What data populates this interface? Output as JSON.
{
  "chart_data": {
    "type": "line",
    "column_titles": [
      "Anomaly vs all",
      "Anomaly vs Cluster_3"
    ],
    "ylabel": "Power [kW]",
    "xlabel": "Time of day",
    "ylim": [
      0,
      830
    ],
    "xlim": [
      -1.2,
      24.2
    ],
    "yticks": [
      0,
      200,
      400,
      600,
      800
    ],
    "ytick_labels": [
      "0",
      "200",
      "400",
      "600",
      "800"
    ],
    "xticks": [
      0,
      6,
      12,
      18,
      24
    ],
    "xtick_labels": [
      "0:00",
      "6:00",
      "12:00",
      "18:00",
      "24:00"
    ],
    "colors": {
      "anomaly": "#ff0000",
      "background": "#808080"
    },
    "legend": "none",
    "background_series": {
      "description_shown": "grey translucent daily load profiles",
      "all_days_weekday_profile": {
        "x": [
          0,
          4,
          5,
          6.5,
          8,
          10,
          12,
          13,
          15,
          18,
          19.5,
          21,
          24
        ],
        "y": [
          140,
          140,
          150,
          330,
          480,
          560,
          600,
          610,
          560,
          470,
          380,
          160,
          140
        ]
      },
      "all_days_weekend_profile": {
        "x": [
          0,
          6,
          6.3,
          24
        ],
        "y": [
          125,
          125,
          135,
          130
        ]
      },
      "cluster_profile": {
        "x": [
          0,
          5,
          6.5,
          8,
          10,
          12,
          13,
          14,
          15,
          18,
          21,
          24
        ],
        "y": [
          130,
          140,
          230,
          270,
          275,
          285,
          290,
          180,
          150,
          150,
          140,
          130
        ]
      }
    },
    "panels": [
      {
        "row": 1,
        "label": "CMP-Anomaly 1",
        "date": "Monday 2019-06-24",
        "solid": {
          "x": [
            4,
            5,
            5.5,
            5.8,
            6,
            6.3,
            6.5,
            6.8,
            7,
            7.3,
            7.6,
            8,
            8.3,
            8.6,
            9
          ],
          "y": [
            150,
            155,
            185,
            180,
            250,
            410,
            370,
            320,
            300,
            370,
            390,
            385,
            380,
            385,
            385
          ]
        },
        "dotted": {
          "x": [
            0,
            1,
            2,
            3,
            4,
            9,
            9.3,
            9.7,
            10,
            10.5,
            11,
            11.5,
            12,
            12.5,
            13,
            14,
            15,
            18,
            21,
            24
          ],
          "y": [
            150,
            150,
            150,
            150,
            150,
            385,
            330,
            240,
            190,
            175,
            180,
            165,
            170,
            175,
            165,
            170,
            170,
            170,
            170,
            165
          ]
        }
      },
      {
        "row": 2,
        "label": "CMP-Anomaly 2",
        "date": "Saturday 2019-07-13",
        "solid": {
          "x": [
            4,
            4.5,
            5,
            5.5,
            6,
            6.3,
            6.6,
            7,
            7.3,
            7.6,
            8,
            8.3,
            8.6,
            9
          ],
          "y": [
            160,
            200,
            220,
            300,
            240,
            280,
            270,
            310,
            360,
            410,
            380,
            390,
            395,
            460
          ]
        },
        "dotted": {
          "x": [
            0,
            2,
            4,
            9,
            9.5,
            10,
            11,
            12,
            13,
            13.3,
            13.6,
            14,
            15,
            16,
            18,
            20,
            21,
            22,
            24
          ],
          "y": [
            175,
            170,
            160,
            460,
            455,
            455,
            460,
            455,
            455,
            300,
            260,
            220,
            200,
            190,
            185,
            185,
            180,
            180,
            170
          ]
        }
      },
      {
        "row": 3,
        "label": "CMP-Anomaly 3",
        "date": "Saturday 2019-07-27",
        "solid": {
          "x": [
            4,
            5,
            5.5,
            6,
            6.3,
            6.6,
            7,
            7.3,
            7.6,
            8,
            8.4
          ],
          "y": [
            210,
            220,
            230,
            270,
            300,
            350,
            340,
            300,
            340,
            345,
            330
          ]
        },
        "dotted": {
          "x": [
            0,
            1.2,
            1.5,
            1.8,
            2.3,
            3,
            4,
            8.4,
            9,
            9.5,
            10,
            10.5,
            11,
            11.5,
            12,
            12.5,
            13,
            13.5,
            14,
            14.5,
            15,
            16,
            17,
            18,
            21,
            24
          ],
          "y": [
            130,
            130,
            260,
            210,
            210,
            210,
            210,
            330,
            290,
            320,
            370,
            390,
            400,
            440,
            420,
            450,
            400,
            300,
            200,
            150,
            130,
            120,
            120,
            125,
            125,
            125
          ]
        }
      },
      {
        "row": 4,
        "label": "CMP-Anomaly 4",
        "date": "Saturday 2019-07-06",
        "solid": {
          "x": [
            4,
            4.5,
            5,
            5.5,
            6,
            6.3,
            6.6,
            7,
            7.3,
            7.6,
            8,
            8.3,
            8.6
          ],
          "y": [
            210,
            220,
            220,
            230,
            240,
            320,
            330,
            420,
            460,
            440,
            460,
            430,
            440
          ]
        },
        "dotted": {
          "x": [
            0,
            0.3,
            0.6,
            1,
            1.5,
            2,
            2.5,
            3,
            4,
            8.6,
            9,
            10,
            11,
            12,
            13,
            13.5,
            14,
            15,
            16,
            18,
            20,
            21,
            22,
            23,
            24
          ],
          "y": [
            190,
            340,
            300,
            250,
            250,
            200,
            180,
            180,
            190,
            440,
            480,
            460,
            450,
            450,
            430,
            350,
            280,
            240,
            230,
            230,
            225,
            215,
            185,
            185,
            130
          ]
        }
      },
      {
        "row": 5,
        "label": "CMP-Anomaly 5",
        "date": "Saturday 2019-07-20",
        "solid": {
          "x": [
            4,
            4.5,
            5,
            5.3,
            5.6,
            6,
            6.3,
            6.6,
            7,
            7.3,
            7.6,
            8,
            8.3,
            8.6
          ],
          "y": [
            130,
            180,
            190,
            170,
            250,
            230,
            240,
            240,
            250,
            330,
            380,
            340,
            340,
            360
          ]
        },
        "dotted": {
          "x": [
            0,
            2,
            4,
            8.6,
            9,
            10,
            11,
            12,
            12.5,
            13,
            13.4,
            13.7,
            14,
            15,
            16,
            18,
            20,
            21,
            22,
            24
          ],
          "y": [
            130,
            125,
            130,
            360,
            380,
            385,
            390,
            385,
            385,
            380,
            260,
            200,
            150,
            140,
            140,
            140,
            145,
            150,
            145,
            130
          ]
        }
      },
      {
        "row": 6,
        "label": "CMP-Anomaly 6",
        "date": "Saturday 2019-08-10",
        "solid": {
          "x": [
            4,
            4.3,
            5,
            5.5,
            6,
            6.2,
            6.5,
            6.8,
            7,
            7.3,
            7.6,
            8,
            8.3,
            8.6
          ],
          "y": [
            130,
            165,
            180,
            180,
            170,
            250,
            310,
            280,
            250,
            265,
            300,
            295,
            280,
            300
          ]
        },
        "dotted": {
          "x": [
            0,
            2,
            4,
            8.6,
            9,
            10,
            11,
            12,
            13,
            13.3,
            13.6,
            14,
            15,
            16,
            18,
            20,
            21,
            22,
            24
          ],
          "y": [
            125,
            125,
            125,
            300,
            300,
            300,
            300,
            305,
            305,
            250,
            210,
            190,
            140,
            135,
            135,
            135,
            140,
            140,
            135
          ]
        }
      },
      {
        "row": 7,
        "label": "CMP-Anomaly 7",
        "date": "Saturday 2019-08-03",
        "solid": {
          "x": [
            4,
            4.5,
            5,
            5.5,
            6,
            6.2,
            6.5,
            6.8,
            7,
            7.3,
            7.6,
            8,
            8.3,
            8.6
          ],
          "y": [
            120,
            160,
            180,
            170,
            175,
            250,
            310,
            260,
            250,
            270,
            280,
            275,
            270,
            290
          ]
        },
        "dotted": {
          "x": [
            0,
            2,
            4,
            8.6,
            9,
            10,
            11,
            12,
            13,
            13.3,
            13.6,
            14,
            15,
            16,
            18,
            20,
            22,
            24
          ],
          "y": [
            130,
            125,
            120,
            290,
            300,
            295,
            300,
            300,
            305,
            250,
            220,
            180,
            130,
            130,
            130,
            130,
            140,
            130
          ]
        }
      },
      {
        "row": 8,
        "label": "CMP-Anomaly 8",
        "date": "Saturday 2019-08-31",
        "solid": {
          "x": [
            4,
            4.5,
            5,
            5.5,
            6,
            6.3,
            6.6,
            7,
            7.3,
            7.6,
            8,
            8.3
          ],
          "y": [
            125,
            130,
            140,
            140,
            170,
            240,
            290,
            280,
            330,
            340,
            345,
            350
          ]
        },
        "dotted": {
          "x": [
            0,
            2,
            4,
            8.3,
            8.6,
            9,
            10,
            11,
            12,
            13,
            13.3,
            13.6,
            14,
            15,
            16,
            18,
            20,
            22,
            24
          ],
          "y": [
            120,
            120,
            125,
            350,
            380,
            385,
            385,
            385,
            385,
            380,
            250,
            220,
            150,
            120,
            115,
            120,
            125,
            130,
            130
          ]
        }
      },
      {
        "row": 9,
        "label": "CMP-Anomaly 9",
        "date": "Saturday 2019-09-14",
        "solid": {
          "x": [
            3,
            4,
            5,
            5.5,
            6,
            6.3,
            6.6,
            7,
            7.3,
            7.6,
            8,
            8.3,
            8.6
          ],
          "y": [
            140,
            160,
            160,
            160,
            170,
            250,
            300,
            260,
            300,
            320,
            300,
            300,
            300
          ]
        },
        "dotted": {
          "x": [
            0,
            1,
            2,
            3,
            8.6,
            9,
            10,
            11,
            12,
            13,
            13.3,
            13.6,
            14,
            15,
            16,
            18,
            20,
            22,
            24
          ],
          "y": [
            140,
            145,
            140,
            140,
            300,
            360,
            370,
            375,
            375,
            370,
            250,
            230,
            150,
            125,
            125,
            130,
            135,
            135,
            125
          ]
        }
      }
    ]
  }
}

_____

### Exercise brief
Determine how many lines include the word "Saturday" and report that number by itself.

### Output for this exercise
8